#### [PAGE]
┄┄┄┄┄┄

Module stylotool.src.freestylo.EpiphoraAnnotation

Classes

class EpiphoraAnnotation (text: freestylo.TextObject.TextObject, min_length=2, conj=['and', 'or', 'but', 'nor'], punct_pos='PUNCT')

This class is used to find epiphora candidates in a text. It uses the TextObject class to store the text and its annotations.

Constructor for the EpiphoraAnnotation class.

Parameters

text : TextObject
The text to be analyzed.
min_length : int, optional
The minimum length of the epiphora candidates.
conj : list, optional
A list of conjunctions that should be considered when looking for epiphora.
punct_pos : str, optional
The part of speech tag for punctuation.
Expand source code
class EpiphoraAnnotation:
    """
    This class is used to find epiphora candidates in a text.
    It uses the TextObject class to store the text and its annotations.
    """
    def __init__(self, text : TextObject, min_length=2, conj = ["and", "or", "but", "nor"], punct_pos="PUNCT"):
        """
        Constructor for the EpiphoraAnnotation class.

        Parameters
        ----------
        text : TextObject
            The text to be analyzed.
        min_length : int, optional
            The minimum length of the epiphora candidates.
        conj : list, optional
            A list of conjunctions that should be considered when looking for epiphora.
        punct_pos : str, optional
            The part of speech tag for punctuation.
        """

        self.text = text
        self.candidates = []
        self.min_length = min_length
        self.conj = conj
        self.punct_pos = punct_pos

    def split_in_phrases(self):
        """
        This method splits the text into phrases.

        Returns
        -------
        list
            A list of lists, each containing the start and end index of a phrase.
        """
            
        phrases = []
        current_start = 0
        for i, token in enumerate(self.text.tokens):
            if token in self.conj or self.text.pos[i] == self.punct_pos:
                if i-current_start > 2:
                    phrases.append([current_start, i])
                    current_start = i+1
        phrases.append([current_start, len(self.text.tokens)])
        return phrases


    def find_candidates(self):
        """
        This method finds epiphora candidates in the text.
        """
        candidates = []
        current_candidate = EpiphoraCandidate([], "")
        phrases = self.split_in_phrases()
        for phrase in phrases:
            word = self.text.tokens[phrase[1]-1]
            if word != current_candidate.word:
                if len(current_candidate.ids) >= self.min_length:
                    candidates.append(current_candidate)
                current_candidate = EpiphoraCandidate([phrase], word)
            else:
                current_candidate.ids.append(phrase)
        self.candidates = candidates

    def serialize(self) -> list:
        """

┄┄┄┄┄┄

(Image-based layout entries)
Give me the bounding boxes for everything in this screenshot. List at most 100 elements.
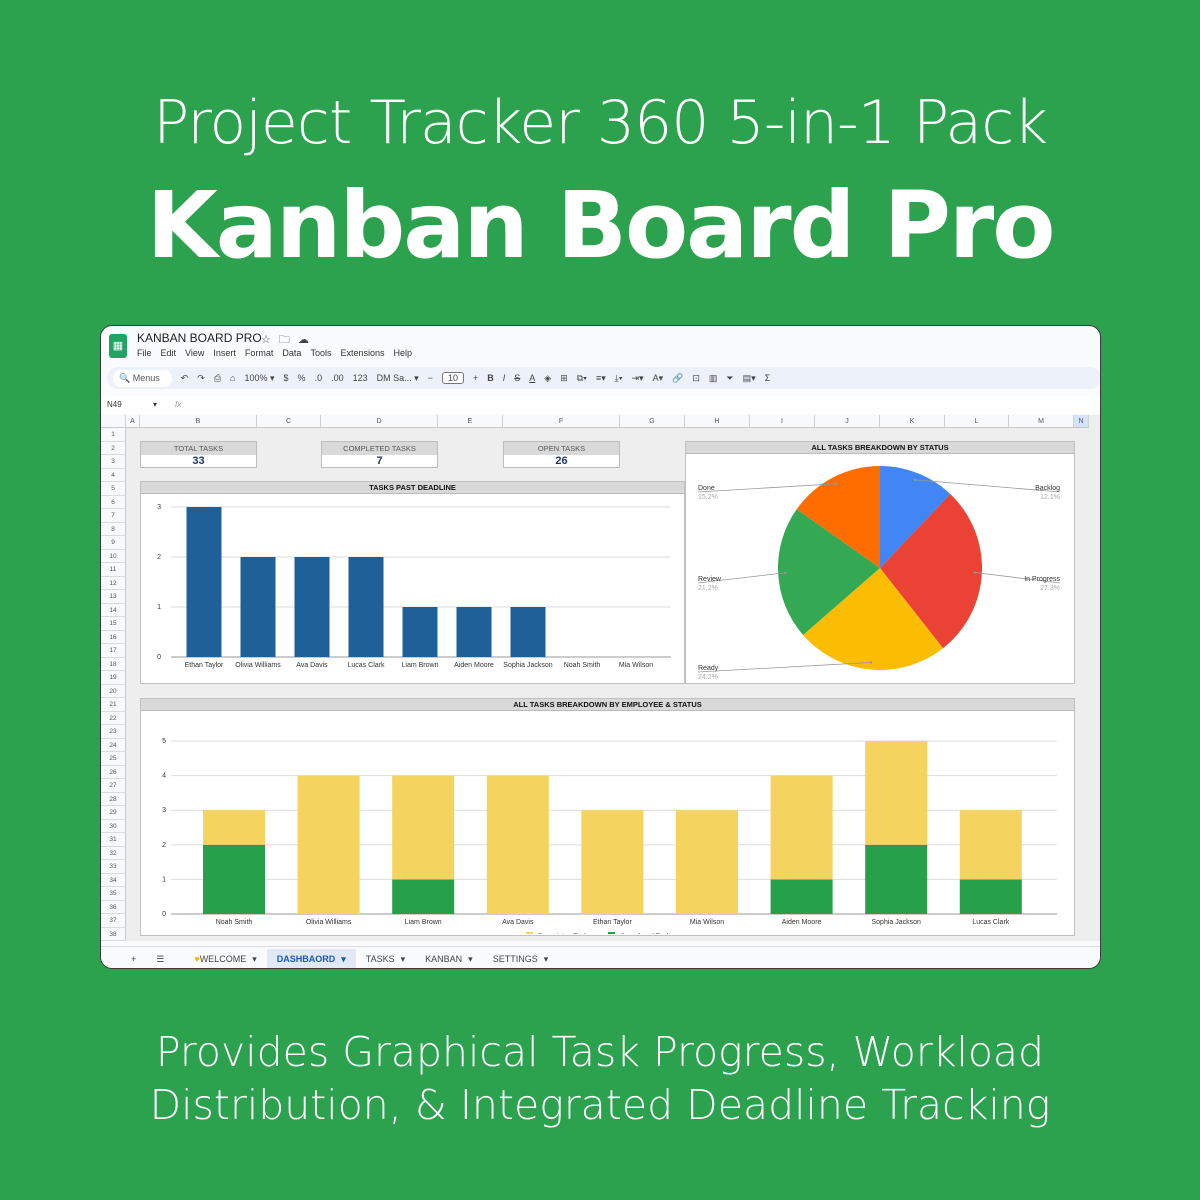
tab-settings[interactable]: SETTINGS ▾ xyxy=(483,949,559,969)
row-header[interactable]: 12 xyxy=(101,576,126,590)
cloud-status-icon[interactable]: ☁ xyxy=(297,334,317,346)
bar-remaining-tasks[interactable] xyxy=(959,810,1022,880)
tab-tasks[interactable]: TASKS ▾ xyxy=(356,949,415,969)
tab-dropdown-icon[interactable]: ▾ xyxy=(400,953,406,964)
merge-cells-icon[interactable]: ⧉▾ xyxy=(576,372,587,383)
row-header[interactable]: 31 xyxy=(101,833,126,847)
row-header[interactable]: 6 xyxy=(101,495,126,509)
row-header[interactable]: 38 xyxy=(101,927,126,941)
bar-ava-davis[interactable] xyxy=(294,557,330,657)
font-size-input[interactable]: 10 xyxy=(441,372,464,384)
bar-remaining-tasks[interactable] xyxy=(297,775,360,914)
formula-input[interactable] xyxy=(186,398,1086,412)
pie-slice-in-progress[interactable] xyxy=(880,494,982,649)
number-format-button[interactable]: 123 xyxy=(352,373,368,383)
column-header-G[interactable]: G xyxy=(620,415,685,428)
zoom-select[interactable]: 100% ▾ xyxy=(244,372,275,383)
tab-dropdown-icon[interactable]: ▾ xyxy=(252,953,257,964)
row-header[interactable]: 25 xyxy=(101,752,126,766)
fill-color-icon[interactable]: ◈ xyxy=(544,372,552,383)
bar-completed-tasks[interactable] xyxy=(392,879,455,914)
column-header-N[interactable]: N xyxy=(1074,415,1089,428)
menus-search[interactable]: 🔍 Menus xyxy=(113,369,172,387)
bar-remaining-tasks[interactable] xyxy=(865,741,928,845)
undo-icon[interactable]: ↶ xyxy=(180,372,189,383)
bar-remaining-tasks[interactable] xyxy=(581,810,644,914)
column-header-E[interactable]: E xyxy=(438,415,503,428)
bar-olivia-williams[interactable] xyxy=(240,557,276,657)
row-header[interactable]: 4 xyxy=(101,468,126,482)
row-header[interactable]: 13 xyxy=(101,590,126,604)
add-sheet-icon[interactable]: + xyxy=(131,953,137,964)
column-header-H[interactable]: H xyxy=(685,415,750,428)
row-header[interactable]: 32 xyxy=(101,846,126,860)
tab-kanban[interactable]: KANBAN ▾ xyxy=(415,949,483,969)
bar-remaining-tasks[interactable] xyxy=(676,810,738,914)
row-header[interactable]: 10 xyxy=(101,549,126,563)
tab-dashbaord[interactable]: DASHBAORD ▾ xyxy=(266,948,356,968)
row-header[interactable]: 27 xyxy=(101,779,126,793)
bar-remaining-tasks[interactable] xyxy=(770,775,833,880)
bar-remaining-tasks[interactable] xyxy=(203,810,265,845)
filter-icon[interactable]: ⏷ xyxy=(726,372,734,383)
name-box-dropdown-icon[interactable]: ▾ xyxy=(153,400,158,409)
filter-views-icon[interactable]: ▤▾ xyxy=(742,372,756,383)
column-header-C[interactable]: C xyxy=(257,415,321,428)
paint-format-icon[interactable]: ⌂ xyxy=(230,373,236,383)
currency-button[interactable]: $ xyxy=(283,373,289,383)
vertical-align-icon[interactable]: ⤓▾ xyxy=(614,372,623,383)
row-header[interactable]: 3 xyxy=(101,455,126,469)
borders-icon[interactable]: ⊞ xyxy=(560,372,568,383)
menu-data[interactable]: Data xyxy=(282,348,302,358)
print-icon[interactable]: ⎙ xyxy=(213,372,222,383)
pie-slice-review[interactable] xyxy=(778,509,880,635)
column-header-A[interactable]: A xyxy=(126,415,140,428)
chart-icon[interactable]: ▥ xyxy=(708,372,718,383)
row-header[interactable]: 35 xyxy=(101,887,126,901)
row-header[interactable]: 21 xyxy=(101,698,126,712)
font-select[interactable]: DM Sa... ▾ xyxy=(376,372,419,383)
bar-remaining-tasks[interactable] xyxy=(392,775,455,880)
tasks-past-deadline-chart[interactable]: TASKS PAST DEADLINE 0 1 2 3 Ethan Taylor Olivi… xyxy=(140,481,685,684)
bold-icon[interactable]: B xyxy=(487,373,494,383)
bar-sophia-jackson[interactable] xyxy=(510,607,546,657)
row-header[interactable]: 19 xyxy=(101,671,126,685)
row-header[interactable]: 2 xyxy=(101,441,126,455)
column-header-I[interactable]: I xyxy=(750,415,815,428)
row-header[interactable]: 7 xyxy=(101,509,126,523)
menu-format[interactable]: Format xyxy=(244,348,274,358)
column-header-D[interactable]: D xyxy=(321,415,438,428)
sheet-grid[interactable]: A B C D E F G H I J K L M N 1 2 3 4 5 6 7 8 9 10 11 12 13 14 15 16 17 1… xyxy=(101,415,1100,941)
row-header[interactable]: 28 xyxy=(101,792,126,806)
bar-remaining-tasks[interactable] xyxy=(486,775,549,914)
column-header-J[interactable]: J xyxy=(815,415,880,428)
row-header[interactable]: 26 xyxy=(101,765,126,779)
bar-aiden-moore[interactable] xyxy=(456,607,492,657)
row-header[interactable]: 34 xyxy=(101,873,126,887)
pie-slice-done[interactable] xyxy=(796,466,880,568)
row-header[interactable]: 16 xyxy=(101,630,126,644)
comment-icon[interactable]: ⊡ xyxy=(692,372,700,383)
font-size-decrease-icon[interactable]: − xyxy=(427,373,433,383)
bar-completed-tasks[interactable] xyxy=(203,844,265,914)
italic-icon[interactable]: I xyxy=(502,373,506,383)
pie-slice-ready[interactable] xyxy=(803,568,944,670)
menu-edit[interactable]: Edit xyxy=(160,348,177,358)
row-header[interactable]: 36 xyxy=(101,900,126,914)
row-header[interactable]: 8 xyxy=(101,522,126,536)
align-icon[interactable]: ≡▾ xyxy=(595,372,606,383)
row-header[interactable]: 24 xyxy=(101,738,126,752)
strikethrough-icon[interactable]: S xyxy=(514,373,521,383)
row-header[interactable]: 22 xyxy=(101,711,126,725)
menu-tools[interactable]: Tools xyxy=(310,348,332,358)
row-header[interactable]: 11 xyxy=(101,563,126,577)
menu-file[interactable]: File xyxy=(137,348,152,358)
tab-dropdown-icon[interactable]: ▾ xyxy=(468,953,473,964)
increase-decimal-button[interactable]: .00 xyxy=(331,373,344,383)
document-title[interactable]: KANBAN BOARD PRO xyxy=(137,331,262,345)
row-header[interactable]: 17 xyxy=(101,644,126,658)
row-header[interactable]: 23 xyxy=(101,725,126,739)
link-icon[interactable]: 🔗 xyxy=(672,372,684,383)
bar-ethan-taylor[interactable] xyxy=(186,507,222,657)
select-all-corner[interactable] xyxy=(101,415,126,428)
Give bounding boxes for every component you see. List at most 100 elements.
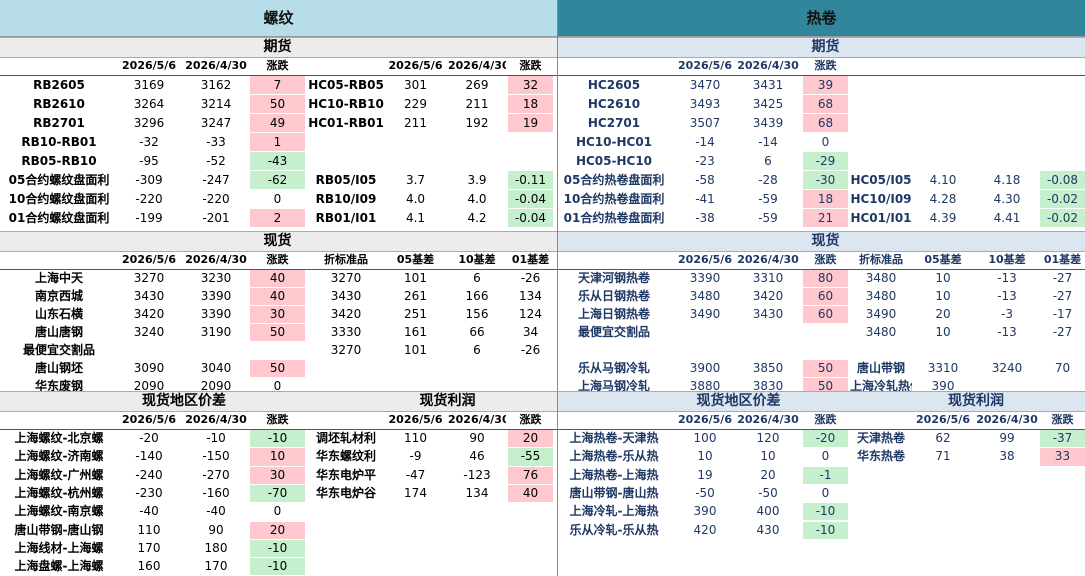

┄┄┄┄┄┄

#### [THE TASKS]
1. In the EpiphoraAnnotation documentation, what is the default value of the punct_pos parameter?
2. Pick up the EpiphoraAnnotation documentation at the point where it stops, and carry on from there.

#### [ANSWERS BY TASK]
1. "PUNCT"

2.
        This method serializes the epiphora candidates.

        Returns
        -------
        list
            A list of dictionaries, each containing the ids, length, and word of an epiphora candidate.
        """
        candidates = []
        for c in self.candidates:
            candidates.append({
                "ids": c.ids,
                "length": c.length,
                "word": c.word})
        return candidates

Methods

def find_candidates(self)

This method finds epiphora candidates in the text.

def serialize(self) ‑> list

This method serializes the epiphora candidates.

Returns

list
A list of dictionaries, each containing the ids, length, and word of an epiphora candidate.
def split_in_phrases(self)

This method splits the text into phrases.

Returns

list
A list of lists, each containing the start and end index of a phrase.
class EpiphoraCandidate (ids, word)

This class represents an epiphora candidate.

Constructor for the EpiphoraCandidate class.

Parameters

ids : list
A list of token ids that form the candidate.
word : str
The word that the candidate ends with.
Expand source code
class EpiphoraCandidate():
    """
    This class represents an epiphora candidate.
    """
    def __init__(self, ids, word):
        """
        Constructor for the EpiphoraCandidate class.

        Parameters
        ----------
        ids : list
            A list of token ids that form the candidate.
        word : str
            The word that the candidate ends with.
        """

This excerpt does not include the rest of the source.